**What this task involves**.
Return the listing word for word, as given.

==== Material supplied ====

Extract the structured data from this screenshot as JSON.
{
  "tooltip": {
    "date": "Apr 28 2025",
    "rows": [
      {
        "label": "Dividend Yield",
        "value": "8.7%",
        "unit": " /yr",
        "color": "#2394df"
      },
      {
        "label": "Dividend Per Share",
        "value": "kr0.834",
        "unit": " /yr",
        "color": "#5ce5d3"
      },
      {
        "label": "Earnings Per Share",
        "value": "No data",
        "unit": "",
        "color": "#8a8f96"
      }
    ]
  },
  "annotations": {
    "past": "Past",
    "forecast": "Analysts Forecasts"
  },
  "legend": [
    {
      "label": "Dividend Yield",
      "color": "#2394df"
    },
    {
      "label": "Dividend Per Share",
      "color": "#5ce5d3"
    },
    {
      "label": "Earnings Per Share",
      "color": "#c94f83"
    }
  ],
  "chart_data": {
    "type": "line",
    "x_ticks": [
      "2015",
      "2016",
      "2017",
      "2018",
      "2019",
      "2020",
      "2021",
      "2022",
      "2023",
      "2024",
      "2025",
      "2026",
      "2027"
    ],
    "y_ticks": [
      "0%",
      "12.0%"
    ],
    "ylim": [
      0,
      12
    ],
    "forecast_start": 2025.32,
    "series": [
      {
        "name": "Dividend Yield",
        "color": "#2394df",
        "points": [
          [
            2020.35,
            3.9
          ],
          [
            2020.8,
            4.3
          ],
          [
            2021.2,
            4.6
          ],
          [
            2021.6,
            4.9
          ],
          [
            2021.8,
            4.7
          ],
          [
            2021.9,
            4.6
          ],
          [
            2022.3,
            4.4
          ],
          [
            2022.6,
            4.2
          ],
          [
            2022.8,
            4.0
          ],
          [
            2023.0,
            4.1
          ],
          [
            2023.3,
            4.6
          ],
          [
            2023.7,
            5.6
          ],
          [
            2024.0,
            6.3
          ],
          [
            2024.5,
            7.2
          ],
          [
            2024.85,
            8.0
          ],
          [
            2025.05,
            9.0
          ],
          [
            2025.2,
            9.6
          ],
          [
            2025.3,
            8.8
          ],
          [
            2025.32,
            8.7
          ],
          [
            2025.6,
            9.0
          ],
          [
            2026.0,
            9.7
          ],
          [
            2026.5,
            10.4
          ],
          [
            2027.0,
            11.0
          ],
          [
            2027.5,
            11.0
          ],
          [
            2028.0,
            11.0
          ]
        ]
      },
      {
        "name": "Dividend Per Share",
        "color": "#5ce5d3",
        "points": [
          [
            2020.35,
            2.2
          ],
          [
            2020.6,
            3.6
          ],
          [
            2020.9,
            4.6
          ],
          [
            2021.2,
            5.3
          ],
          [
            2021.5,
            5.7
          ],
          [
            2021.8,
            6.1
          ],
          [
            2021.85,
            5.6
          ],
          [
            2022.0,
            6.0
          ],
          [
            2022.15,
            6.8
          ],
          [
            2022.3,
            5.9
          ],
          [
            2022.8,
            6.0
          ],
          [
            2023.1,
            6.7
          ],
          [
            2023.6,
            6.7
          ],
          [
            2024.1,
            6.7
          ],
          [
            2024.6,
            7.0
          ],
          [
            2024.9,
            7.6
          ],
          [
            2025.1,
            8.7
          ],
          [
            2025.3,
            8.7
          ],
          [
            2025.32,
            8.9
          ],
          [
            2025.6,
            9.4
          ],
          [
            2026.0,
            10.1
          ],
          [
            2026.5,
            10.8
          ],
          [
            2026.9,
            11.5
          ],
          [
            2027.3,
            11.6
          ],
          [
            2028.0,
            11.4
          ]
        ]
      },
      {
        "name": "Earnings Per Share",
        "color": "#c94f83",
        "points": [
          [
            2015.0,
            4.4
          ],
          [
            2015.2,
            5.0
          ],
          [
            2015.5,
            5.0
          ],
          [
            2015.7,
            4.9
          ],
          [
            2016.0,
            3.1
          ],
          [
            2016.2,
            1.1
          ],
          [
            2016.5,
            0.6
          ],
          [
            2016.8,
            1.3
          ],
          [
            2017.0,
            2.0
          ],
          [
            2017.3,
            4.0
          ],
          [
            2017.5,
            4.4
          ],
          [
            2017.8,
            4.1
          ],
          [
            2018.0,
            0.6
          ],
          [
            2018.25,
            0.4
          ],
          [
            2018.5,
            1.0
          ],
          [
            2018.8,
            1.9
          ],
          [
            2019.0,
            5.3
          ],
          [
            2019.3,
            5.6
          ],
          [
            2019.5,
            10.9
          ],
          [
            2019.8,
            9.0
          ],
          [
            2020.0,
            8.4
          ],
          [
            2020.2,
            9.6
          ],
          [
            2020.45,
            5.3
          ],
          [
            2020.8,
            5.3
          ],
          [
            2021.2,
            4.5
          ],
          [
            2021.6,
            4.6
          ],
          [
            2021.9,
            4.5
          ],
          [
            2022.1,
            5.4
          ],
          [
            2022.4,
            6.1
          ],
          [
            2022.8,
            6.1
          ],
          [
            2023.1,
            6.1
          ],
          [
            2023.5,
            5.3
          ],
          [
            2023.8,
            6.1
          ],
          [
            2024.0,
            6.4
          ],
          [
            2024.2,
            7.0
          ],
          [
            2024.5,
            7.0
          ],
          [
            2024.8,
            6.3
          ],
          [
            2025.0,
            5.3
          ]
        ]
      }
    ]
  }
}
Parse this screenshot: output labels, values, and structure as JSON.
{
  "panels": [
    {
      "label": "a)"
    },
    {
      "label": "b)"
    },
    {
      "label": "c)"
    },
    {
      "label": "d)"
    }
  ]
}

====

**Right answer**.
Extract the structured data from this screenshot as JSON.
{
  "tooltip": {
    "date": "Apr 28 2025",
    "rows": [
      {
        "label": "Dividend Yield",
        "value": "8.7%",
        "unit": " /yr",
        "color": "#2394df"
      },
      {
        "label": "Dividend Per Share",
        "value": "kr0.834",
        "unit": " /yr",
        "color": "#5ce5d3"
      },
      {
        "label": "Earnings Per Share",
        "value": "No data",
        "unit": "",
        "color": "#8a8f96"
      }
    ]
  },
  "annotations": {
    "past": "Past",
    "forecast": "Analysts Forecasts"
  },
  "legend": [
    {
      "label": "Dividend Yield",
      "color": "#2394df"
    },
    {
      "label": "Dividend Per Share",
      "color": "#5ce5d3"
    },
    {
      "label": "Earnings Per Share",
      "color": "#c94f83"
    }
  ],
  "chart_data": {
    "type": "line",
    "x_ticks": [
      "2015",
      "2016",
      "2017",
      "2018",
      "2019",
      "2020",
      "2021",
      "2022",
      "2023",
      "2024",
      "2025",
      "2026",
      "2027"
    ],
    "y_ticks": [
      "0%",
      "12.0%"
    ],
    "ylim": [
      0,
      12
    ],
    "forecast_start": 2025.32,
    "series": [
      {
        "name": "Dividend Yield",
        "color": "#2394df",
        "points": [
          [
            2020.35,
            3.9
          ],
          [
            2020.8,
            4.3
          ],
          [
            2021.2,
            4.6
          ],
          [
            2021.6,
            4.9
          ],
          [
            2021.8,
            4.7
          ],
          [
            2021.9,
            4.6
          ],
          [
            2022.3,
            4.4
          ],
          [
            2022.6,
            4.2
          ],
          [
            2022.8,
            4.0
          ],
          [
            2023.0,
            4.1
          ],
          [
            2023.3,
            4.6
          ],
          [
            2023.7,
            5.6
          ],
          [
            2024.0,
            6.3
          ],
          [
            2024.5,
            7.2
          ],
          [
            2024.85,
            8.0
          ],
          [
            2025.05,
            9.0
          ],
          [
            2025.2,
            9.6
          ],
          [
            2025.3,
            8.8
          ],
          [
            2025.32,
            8.7
          ],
          [
            2025.6,
            9.0
          ],
          [
            2026.0,
            9.7
          ],
          [
            2026.5,
            10.4
          ],
          [
            2027.0,
            11.0
          ],
          [
            2027.5,
            11.0
          ],
          [
            2028.0,
            11.0
          ]
        ]
      },
      {
        "name": "Dividend Per Share",
        "color": "#5ce5d3",
        "points": [
          [
            2020.35,
            2.2
          ],
          [
            2020.6,
            3.6
          ],
          [
            2020.9,
            4.6
          ],
          [
            2021.2,
            5.3
          ],
          [
            2021.5,
            5.7
          ],
          [
            2021.8,
            6.1
          ],
          [
            2021.85,
            5.6
          ],
          [
            2022.0,
            6.0
          ],
          [
            2022.15,
            6.8
          ],
          [
            2022.3,
            5.9
          ],
          [
            2022.8,
            6.0
          ],
          [
            2023.1,
            6.7
          ],
          [
            2023.6,
            6.7
          ],
          [
            2024.1,
            6.7
          ],
          [
            2024.6,
            7.0
          ],
          [
            2024.9,
            7.6
          ],
          [
            2025.1,
            8.7
          ],
          [
            2025.3,
            8.7
          ],
          [
            2025.32,
            8.9
          ],
          [
            2025.6,
            9.4
          ],
          [
            2026.0,
            10.1
          ],
          [
            2026.5,
            10.8
          ],
          [
            2026.9,
            11.5
          ],
          [
            2027.3,
            11.6
          ],
          [
            2028.0,
            11.4
          ]
        ]
      },
      {
        "name": "Earnings Per Share",
        "color": "#c94f83",
        "points": [
          [
            2015.0,
            4.4
          ],
          [
            2015.2,
            5.0
          ],
          [
            2015.5,
            5.0
          ],
          [
            2015.7,
            4.9
          ],
          [
            2016.0,
            3.1
          ],
          [
            2016.2,
            1.1
          ],
          [
            2016.5,
            0.6
          ],
          [
            2016.8,
            1.3
          ],
          [
            2017.0,
            2.0
          ],
          [
            2017.3,
            4.0
          ],
          [
            2017.5,
            4.4
          ],
          [
            2017.8,
            4.1
          ],
          [
            2018.0,
            0.6
          ],
          [
            2018.25,
            0.4
          ],
          [
            2018.5,
            1.0
          ],
          [
            2018.8,
            1.9
          ],
          [
            2019.0,
            5.3
          ],
          [
            2019.3,
            5.6
          ],
          [
            2019.5,
            10.9
          ],
          [
            2019.8,
            9.0
          ],
          [
            2020.0,
            8.4
          ],
          [
            2020.2,
            9.6
          ],
          [
            2020.45,
            5.3
          ],
          [
            2020.8,
            5.3
          ],
          [
            2021.2,
            4.5
          ],
          [
            2021.6,
            4.6
          ],
          [
            2021.9,
            4.5
          ],
          [
            2022.1,
            5.4
          ],
          [
            2022.4,
            6.1
          ],
          [
            2022.8,
            6.1
          ],
          [
            2023.1,
            6.1
          ],
          [
            2023.5,
            5.3
          ],
          [
            2023.8,
            6.1
          ],
          [
            2024.0,
            6.4
          ],
          [
            2024.2,
            7.0
          ],
          [
            2024.5,
            7.0
          ],
          [
            2024.8,
            6.3
          ],
          [
            2025.0,
            5.3
          ]
        ]
      }
    ]
  }
}
Parse this screenshot: output labels, values, and structure as JSON.
{
  "panels": [
    {
      "label": "a)"
    },
    {
      "label": "b)"
    },
    {
      "label": "c)"
    },
    {
      "label": "d)"
    }
  ]
}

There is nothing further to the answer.